● Work to do
Reproduce every entry exactly, without alteration.

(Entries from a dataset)
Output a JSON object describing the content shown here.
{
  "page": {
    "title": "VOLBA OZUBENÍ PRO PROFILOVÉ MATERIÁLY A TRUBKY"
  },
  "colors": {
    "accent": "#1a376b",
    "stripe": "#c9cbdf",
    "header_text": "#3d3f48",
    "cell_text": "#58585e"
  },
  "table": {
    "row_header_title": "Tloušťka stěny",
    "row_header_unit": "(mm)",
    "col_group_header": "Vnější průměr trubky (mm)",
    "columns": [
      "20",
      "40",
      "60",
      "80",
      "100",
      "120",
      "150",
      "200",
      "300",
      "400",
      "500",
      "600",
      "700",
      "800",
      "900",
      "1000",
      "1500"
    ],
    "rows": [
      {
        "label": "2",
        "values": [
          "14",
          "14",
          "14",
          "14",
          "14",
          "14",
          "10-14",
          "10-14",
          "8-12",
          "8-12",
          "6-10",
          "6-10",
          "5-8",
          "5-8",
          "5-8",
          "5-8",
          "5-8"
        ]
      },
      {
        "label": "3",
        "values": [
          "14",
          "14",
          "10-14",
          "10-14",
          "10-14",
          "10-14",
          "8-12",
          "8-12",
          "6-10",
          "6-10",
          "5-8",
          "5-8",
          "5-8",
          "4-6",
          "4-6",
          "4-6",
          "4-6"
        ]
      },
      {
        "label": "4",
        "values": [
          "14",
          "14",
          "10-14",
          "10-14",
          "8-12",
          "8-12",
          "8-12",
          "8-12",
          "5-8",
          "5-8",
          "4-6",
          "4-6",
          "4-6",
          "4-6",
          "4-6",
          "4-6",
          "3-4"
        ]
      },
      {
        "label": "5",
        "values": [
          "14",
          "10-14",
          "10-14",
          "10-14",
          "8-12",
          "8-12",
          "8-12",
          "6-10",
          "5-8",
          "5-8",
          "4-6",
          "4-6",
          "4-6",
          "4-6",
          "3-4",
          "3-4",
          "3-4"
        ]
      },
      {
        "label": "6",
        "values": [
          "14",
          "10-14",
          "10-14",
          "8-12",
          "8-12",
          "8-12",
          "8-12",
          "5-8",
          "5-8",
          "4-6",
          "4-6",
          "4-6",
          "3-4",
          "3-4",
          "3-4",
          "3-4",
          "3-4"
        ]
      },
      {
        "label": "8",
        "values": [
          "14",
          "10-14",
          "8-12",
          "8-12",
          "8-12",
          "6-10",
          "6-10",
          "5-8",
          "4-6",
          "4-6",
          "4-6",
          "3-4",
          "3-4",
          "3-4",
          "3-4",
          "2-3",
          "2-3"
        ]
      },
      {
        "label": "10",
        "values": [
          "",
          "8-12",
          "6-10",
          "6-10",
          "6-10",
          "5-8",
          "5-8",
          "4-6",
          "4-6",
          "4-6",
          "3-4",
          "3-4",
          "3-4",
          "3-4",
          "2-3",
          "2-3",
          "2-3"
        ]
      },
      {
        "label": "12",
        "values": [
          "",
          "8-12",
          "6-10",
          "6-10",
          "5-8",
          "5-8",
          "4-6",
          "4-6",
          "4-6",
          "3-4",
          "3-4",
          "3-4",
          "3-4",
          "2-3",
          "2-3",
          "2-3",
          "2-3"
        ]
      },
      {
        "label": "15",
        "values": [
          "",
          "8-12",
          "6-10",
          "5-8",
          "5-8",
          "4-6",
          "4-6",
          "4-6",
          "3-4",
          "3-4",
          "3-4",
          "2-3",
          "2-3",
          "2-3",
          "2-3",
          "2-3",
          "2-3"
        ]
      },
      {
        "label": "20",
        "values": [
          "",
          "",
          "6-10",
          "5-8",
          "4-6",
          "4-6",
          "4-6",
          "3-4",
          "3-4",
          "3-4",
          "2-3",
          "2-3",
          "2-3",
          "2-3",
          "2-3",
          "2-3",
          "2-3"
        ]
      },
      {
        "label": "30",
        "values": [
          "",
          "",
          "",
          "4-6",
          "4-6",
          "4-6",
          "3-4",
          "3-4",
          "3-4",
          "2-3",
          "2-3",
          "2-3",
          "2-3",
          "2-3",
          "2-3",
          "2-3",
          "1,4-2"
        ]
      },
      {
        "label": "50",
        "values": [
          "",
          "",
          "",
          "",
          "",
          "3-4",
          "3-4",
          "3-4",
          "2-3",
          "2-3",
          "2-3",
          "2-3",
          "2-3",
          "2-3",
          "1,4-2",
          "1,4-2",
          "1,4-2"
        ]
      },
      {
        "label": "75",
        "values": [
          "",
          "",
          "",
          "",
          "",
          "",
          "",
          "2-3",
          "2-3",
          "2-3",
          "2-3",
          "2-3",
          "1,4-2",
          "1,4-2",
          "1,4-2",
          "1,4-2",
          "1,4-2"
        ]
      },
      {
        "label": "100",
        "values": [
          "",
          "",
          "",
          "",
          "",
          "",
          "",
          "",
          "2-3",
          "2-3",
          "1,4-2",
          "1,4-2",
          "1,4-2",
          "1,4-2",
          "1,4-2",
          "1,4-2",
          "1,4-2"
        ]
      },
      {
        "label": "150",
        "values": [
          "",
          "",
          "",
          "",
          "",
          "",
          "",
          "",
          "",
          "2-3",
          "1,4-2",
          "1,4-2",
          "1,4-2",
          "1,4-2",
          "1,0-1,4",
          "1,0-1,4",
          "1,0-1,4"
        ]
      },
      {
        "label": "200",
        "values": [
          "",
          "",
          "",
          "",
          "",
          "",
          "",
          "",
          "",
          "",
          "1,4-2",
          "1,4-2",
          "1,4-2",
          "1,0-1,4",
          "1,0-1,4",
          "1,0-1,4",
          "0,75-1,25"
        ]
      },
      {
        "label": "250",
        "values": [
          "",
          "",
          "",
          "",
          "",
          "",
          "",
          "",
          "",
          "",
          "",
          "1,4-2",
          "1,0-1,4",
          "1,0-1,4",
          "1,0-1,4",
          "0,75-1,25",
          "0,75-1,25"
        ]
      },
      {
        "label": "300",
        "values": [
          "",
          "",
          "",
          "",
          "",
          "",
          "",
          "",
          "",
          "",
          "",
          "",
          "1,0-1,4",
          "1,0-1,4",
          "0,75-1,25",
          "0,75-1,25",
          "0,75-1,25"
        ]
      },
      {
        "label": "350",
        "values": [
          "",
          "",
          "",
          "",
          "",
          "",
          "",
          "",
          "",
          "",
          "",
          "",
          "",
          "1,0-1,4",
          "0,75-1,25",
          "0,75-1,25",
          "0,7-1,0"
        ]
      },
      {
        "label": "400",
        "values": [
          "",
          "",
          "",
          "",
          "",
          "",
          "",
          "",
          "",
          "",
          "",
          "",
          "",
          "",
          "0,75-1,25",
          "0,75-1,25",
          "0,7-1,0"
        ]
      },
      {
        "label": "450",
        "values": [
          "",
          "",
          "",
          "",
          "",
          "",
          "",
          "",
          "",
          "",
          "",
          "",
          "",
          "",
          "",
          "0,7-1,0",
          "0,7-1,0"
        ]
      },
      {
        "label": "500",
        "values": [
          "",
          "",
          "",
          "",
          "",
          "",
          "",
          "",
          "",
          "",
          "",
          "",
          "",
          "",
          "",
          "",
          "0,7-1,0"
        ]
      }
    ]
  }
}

● Task answer
Output a JSON object describing the content shown here.
{
  "page": {
    "title": "VOLBA OZUBENÍ PRO PROFILOVÉ MATERIÁLY A TRUBKY"
  },
  "colors": {
    "accent": "#1a376b",
    "stripe": "#c9cbdf",
    "header_text": "#3d3f48",
    "cell_text": "#58585e"
  },
  "table": {
    "row_header_title": "Tloušťka stěny",
    "row_header_unit": "(mm)",
    "col_group_header": "Vnější průměr trubky (mm)",
    "columns": [
      "20",
      "40",
      "60",
      "80",
      "100",
      "120",
      "150",
      "200",
      "300",
      "400",
      "500",
      "600",
      "700",
      "800",
      "900",
      "1000",
      "1500"
    ],
    "rows": [
      {
        "label": "2",
        "values": [
          "14",
          "14",
          "14",
          "14",
          "14",
          "14",
          "10-14",
          "10-14",
          "8-12",
          "8-12",
          "6-10",
          "6-10",
          "5-8",
          "5-8",
          "5-8",
          "5-8",
          "5-8"
        ]
      },
      {
        "label": "3",
        "values": [
          "14",
          "14",
          "10-14",
          "10-14",
          "10-14",
          "10-14",
          "8-12",
          "8-12",
          "6-10",
          "6-10",
          "5-8",
          "5-8",
          "5-8",
          "4-6",
          "4-6",
          "4-6",
          "4-6"
        ]
      },
      {
        "label": "4",
        "values": [
          "14",
          "14",
          "10-14",
          "10-14",
          "8-12",
          "8-12",
          "8-12",
          "8-12",
          "5-8",
          "5-8",
          "4-6",
          "4-6",
          "4-6",
          "4-6",
          "4-6",
          "4-6",
          "3-4"
        ]
      },
      {
        "label": "5",
        "values": [
          "14",
          "10-14",
          "10-14",
          "10-14",
          "8-12",
          "8-12",
          "8-12",
          "6-10",
          "5-8",
          "5-8",
          "4-6",
          "4-6",
          "4-6",
          "4-6",
          "3-4",
          "3-4",
          "3-4"
        ]
      },
      {
        "label": "6",
        "values": [
          "14",
          "10-14",
          "10-14",
          "8-12",
          "8-12",
          "8-12",
          "8-12",
          "5-8",
          "5-8",
          "4-6",
          "4-6",
          "4-6",
          "3-4",
          "3-4",
          "3-4",
          "3-4",
          "3-4"
        ]
      },
      {
        "label": "8",
        "values": [
          "14",
          "10-14",
          "8-12",
          "8-12",
          "8-12",
          "6-10",
          "6-10",
          "5-8",
          "4-6",
          "4-6",
          "4-6",
          "3-4",
          "3-4",
          "3-4",
          "3-4",
          "2-3",
          "2-3"
        ]
      },
      {
        "label": "10",
        "values": [
          "",
          "8-12",
          "6-10",
          "6-10",
          "6-10",
          "5-8",
          "5-8",
          "4-6",
          "4-6",
          "4-6",
          "3-4",
          "3-4",
          "3-4",
          "3-4",
          "2-3",
          "2-3",
          "2-3"
        ]
      },
      {
        "label": "12",
        "values": [
          "",
          "8-12",
          "6-10",
          "6-10",
          "5-8",
          "5-8",
          "4-6",
          "4-6",
          "4-6",
          "3-4",
          "3-4",
          "3-4",
          "3-4",
          "2-3",
          "2-3",
          "2-3",
          "2-3"
        ]
      },
      {
        "label": "15",
        "values": [
          "",
          "8-12",
          "6-10",
          "5-8",
          "5-8",
          "4-6",
          "4-6",
          "4-6",
          "3-4",
          "3-4",
          "3-4",
          "2-3",
          "2-3",
          "2-3",
          "2-3",
          "2-3",
          "2-3"
        ]
      },
      {
        "label": "20",
        "values": [
          "",
          "",
          "6-10",
          "5-8",
          "4-6",
          "4-6",
          "4-6",
          "3-4",
          "3-4",
          "3-4",
          "2-3",
          "2-3",
          "2-3",
          "2-3",
          "2-3",
          "2-3",
          "2-3"
        ]
      },
      {
        "label": "30",
        "values": [
          "",
          "",
          "",
          "4-6",
          "4-6",
          "4-6",
          "3-4",
          "3-4",
          "3-4",
          "2-3",
          "2-3",
          "2-3",
          "2-3",
          "2-3",
          "2-3",
          "2-3",
          "1,4-2"
        ]
      },
      {
        "label": "50",
        "values": [
          "",
          "",
          "",
          "",
          "",
          "3-4",
          "3-4",
          "3-4",
          "2-3",
          "2-3",
          "2-3",
          "2-3",
          "2-3",
          "2-3",
          "1,4-2",
          "1,4-2",
          "1,4-2"
        ]
      },
      {
        "label": "75",
        "values": [
          "",
          "",
          "",
          "",
          "",
          "",
          "",
          "2-3",
          "2-3",
          "2-3",
          "2-3",
          "2-3",
          "1,4-2",
          "1,4-2",
          "1,4-2",
          "1,4-2",
          "1,4-2"
        ]
      },
      {
        "label": "100",
        "values": [
          "",
          "",
          "",
          "",
          "",
          "",
          "",
          "",
          "2-3",
          "2-3",
          "1,4-2",
          "1,4-2",
          "1,4-2",
          "1,4-2",
          "1,4-2",
          "1,4-2",
          "1,4-2"
        ]
      },
      {
        "label": "150",
        "values": [
          "",
          "",
          "",
          "",
          "",
          "",
          "",
          "",
          "",
          "2-3",
          "1,4-2",
          "1,4-2",
          "1,4-2",
          "1,4-2",
          "1,0-1,4",
          "1,0-1,4",
          "1,0-1,4"
        ]
      },
      {
        "label": "200",
        "values": [
          "",
          "",
          "",
          "",
          "",
          "",
          "",
          "",
          "",
          "",
          "1,4-2",
          "1,4-2",
          "1,4-2",
          "1,0-1,4",
          "1,0-1,4",
          "1,0-1,4",
          "0,75-1,25"
        ]
      },
      {
        "label": "250",
        "values": [
          "",
          "",
          "",
          "",
          "",
          "",
          "",
          "",
          "",
          "",
          "",
          "1,4-2",
          "1,0-1,4",
          "1,0-1,4",
          "1,0-1,4",
          "0,75-1,25",
          "0,75-1,25"
        ]
      },
      {
        "label": "300",
        "values": [
          "",
          "",
          "",
          "",
          "",
          "",
          "",
          "",
          "",
          "",
          "",
          "",
          "1,0-1,4",
          "1,0-1,4",
          "0,75-1,25",
          "0,75-1,25",
          "0,75-1,25"
        ]
      },
      {
        "label": "350",
        "values": [
          "",
          "",
          "",
          "",
          "",
          "",
          "",
          "",
          "",
          "",
          "",
          "",
          "",
          "1,0-1,4",
          "0,75-1,25",
          "0,75-1,25",
          "0,7-1,0"
        ]
      },
      {
        "label": "400",
        "values": [
          "",
          "",
          "",
          "",
          "",
          "",
          "",
          "",
          "",
          "",
          "",
          "",
          "",
          "",
          "0,75-1,25",
          "0,75-1,25",
          "0,7-1,0"
        ]
      },
      {
        "label": "450",
        "values": [
          "",
          "",
          "",
          "",
          "",
          "",
          "",
          "",
          "",
          "",
          "",
          "",
          "",
          "",
          "",
          "0,7-1,0",
          "0,7-1,0"
        ]
      },
      {
        "label": "500",
        "values": [
          "",
          "",
          "",
          "",
          "",
          "",
          "",
          "",
          "",
          "",
          "",
          "",
          "",
          "",
          "",
          "",
          "0,7-1,0"
        ]
      }
    ]
  }
}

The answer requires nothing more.